● **REQUIREMENTS**
Please write out the material that follows, exactly as it stands.

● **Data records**
--- --- ---
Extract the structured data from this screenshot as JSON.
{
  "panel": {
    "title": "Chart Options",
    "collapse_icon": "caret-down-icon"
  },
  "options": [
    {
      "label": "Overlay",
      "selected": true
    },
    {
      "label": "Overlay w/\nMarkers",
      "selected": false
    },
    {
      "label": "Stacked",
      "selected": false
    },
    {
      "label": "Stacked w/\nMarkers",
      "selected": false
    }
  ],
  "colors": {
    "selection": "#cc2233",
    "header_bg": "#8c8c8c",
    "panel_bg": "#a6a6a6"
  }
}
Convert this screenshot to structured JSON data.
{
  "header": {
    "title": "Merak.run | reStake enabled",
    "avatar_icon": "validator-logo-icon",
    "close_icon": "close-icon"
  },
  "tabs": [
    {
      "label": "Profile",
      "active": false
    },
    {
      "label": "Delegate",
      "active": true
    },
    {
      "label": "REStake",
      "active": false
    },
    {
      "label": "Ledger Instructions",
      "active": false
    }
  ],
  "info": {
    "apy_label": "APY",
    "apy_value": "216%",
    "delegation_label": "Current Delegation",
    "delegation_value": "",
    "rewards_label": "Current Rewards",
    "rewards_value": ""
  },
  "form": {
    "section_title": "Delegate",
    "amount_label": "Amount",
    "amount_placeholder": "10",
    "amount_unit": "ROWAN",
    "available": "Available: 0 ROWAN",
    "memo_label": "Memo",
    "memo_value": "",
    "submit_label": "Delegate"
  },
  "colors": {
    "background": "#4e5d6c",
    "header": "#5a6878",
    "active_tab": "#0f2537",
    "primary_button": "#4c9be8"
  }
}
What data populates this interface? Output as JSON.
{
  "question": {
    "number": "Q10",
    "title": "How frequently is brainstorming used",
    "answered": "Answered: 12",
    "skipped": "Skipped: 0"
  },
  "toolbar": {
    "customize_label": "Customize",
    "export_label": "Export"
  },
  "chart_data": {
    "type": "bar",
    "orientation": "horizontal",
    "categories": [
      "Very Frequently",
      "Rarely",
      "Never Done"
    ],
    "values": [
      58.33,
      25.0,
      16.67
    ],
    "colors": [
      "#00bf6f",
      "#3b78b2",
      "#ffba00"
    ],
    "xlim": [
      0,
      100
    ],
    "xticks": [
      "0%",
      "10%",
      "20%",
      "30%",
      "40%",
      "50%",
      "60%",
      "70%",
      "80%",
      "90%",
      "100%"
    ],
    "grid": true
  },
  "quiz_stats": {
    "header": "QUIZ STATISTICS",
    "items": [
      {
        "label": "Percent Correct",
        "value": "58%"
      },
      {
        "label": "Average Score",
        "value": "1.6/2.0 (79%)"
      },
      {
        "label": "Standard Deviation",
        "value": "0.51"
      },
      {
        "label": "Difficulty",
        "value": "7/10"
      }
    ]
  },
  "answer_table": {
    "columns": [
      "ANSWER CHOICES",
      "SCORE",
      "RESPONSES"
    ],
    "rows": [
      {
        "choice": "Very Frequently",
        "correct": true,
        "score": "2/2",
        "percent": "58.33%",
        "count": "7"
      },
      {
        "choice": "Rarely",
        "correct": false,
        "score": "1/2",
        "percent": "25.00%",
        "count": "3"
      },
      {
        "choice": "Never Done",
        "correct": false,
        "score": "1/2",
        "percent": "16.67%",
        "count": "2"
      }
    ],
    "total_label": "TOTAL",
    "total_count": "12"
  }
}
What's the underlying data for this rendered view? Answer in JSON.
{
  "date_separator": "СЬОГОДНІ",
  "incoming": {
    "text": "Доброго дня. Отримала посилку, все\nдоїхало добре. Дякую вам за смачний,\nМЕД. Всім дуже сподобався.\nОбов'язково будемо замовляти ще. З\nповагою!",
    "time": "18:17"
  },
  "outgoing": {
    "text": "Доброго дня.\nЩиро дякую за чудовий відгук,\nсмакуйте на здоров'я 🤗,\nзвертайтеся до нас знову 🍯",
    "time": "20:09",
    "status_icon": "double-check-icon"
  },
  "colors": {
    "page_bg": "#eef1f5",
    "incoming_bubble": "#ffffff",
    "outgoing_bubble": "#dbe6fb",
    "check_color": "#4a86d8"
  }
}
--- --- ---
● **WRITTEN REPLY**
Extract the structured data from this screenshot as JSON.
{
  "panel": {
    "title": "Chart Options",
    "collapse_icon": "caret-down-icon"
  },
  "options": [
    {
      "label": "Overlay",
      "selected": true
    },
    {
      "label": "Overlay w/\nMarkers",
      "selected": false
    },
    {
      "label": "Stacked",
      "selected": false
    },
    {
      "label": "Stacked w/\nMarkers",
      "selected": false
    }
  ],
  "colors": {
    "selection": "#cc2233",
    "header_bg": "#8c8c8c",
    "panel_bg": "#a6a6a6"
  }
}
Convert this screenshot to structured JSON data.
{
  "header": {
    "title": "Merak.run | reStake enabled",
    "avatar_icon": "validator-logo-icon",
    "close_icon": "close-icon"
  },
  "tabs": [
    {
      "label": "Profile",
      "active": false
    },
    {
      "label": "Delegate",
      "active": true
    },
    {
      "label": "REStake",
      "active": false
    },
    {
      "label": "Ledger Instructions",
      "active": false
    }
  ],
  "info": {
    "apy_label": "APY",
    "apy_value": "216%",
    "delegation_label": "Current Delegation",
    "delegation_value": "",
    "rewards_label": "Current Rewards",
    "rewards_value": ""
  },
  "form": {
    "section_title": "Delegate",
    "amount_label": "Amount",
    "amount_placeholder": "10",
    "amount_unit": "ROWAN",
    "available": "Available: 0 ROWAN",
    "memo_label": "Memo",
    "memo_value": "",
    "submit_label": "Delegate"
  },
  "colors": {
    "background": "#4e5d6c",
    "header": "#5a6878",
    "active_tab": "#0f2537",
    "primary_button": "#4c9be8"
  }
}
What data populates this interface? Output as JSON.
{
  "question": {
    "number": "Q10",
    "title": "How frequently is brainstorming used",
    "answered": "Answered: 12",
    "skipped": "Skipped: 0"
  },
  "toolbar": {
    "customize_label": "Customize",
    "export_label": "Export"
  },
  "chart_data": {
    "type": "bar",
    "orientation": "horizontal",
    "categories": [
      "Very Frequently",
      "Rarely",
      "Never Done"
    ],
    "values": [
      58.33,
      25.0,
      16.67
    ],
    "colors": [
      "#00bf6f",
      "#3b78b2",
      "#ffba00"
    ],
    "xlim": [
      0,
      100
    ],
    "xticks": [
      "0%",
      "10%",
      "20%",
      "30%",
      "40%",
      "50%",
      "60%",
      "70%",
      "80%",
      "90%",
      "100%"
    ],
    "grid": true
  },
  "quiz_stats": {
    "header": "QUIZ STATISTICS",
    "items": [
      {
        "label": "Percent Correct",
        "value": "58%"
      },
      {
        "label": "Average Score",
        "value": "1.6/2.0 (79%)"
      },
      {
        "label": "Standard Deviation",
        "value": "0.51"
      },
      {
        "label": "Difficulty",
        "value": "7/10"
      }
    ]
  },
  "answer_table": {
    "columns": [
      "ANSWER CHOICES",
      "SCORE",
      "RESPONSES"
    ],
    "rows": [
      {
        "choice": "Very Frequently",
        "correct": true,
        "score": "2/2",
        "percent": "58.33%",
        "count": "7"
      },
      {
        "choice": "Rarely",
        "correct": false,
        "score": "1/2",
        "percent": "25.00%",
        "count": "3"
      },
      {
        "choice": "Never Done",
        "correct": false,
        "score": "1/2",
        "percent": "16.67%",
        "count": "2"
      }
    ],
    "total_label": "TOTAL",
    "total_count": "12"
  }
}
What's the underlying data for this rendered view? Answer in JSON.
{
  "date_separator": "СЬОГОДНІ",
  "incoming": {
    "text": "Доброго дня. Отримала посилку, все\nдоїхало добре. Дякую вам за смачний,\nМЕД. Всім дуже сподобався.\nОбов'язково будемо замовляти ще. З\nповагою!",
    "time": "18:17"
  },
  "outgoing": {
    "text": "Доброго дня.\nЩиро дякую за чудовий відгук,\nсмакуйте на здоров'я 🤗,\nзвертайтеся до нас знову 🍯",
    "time": "20:09",
    "status_icon": "double-check-icon"
  },
  "colors": {
    "page_bg": "#eef1f5",
    "incoming_bubble": "#ffffff",
    "outgoing_bubble": "#dbe6fb",
    "check_color": "#4a86d8"
  }
}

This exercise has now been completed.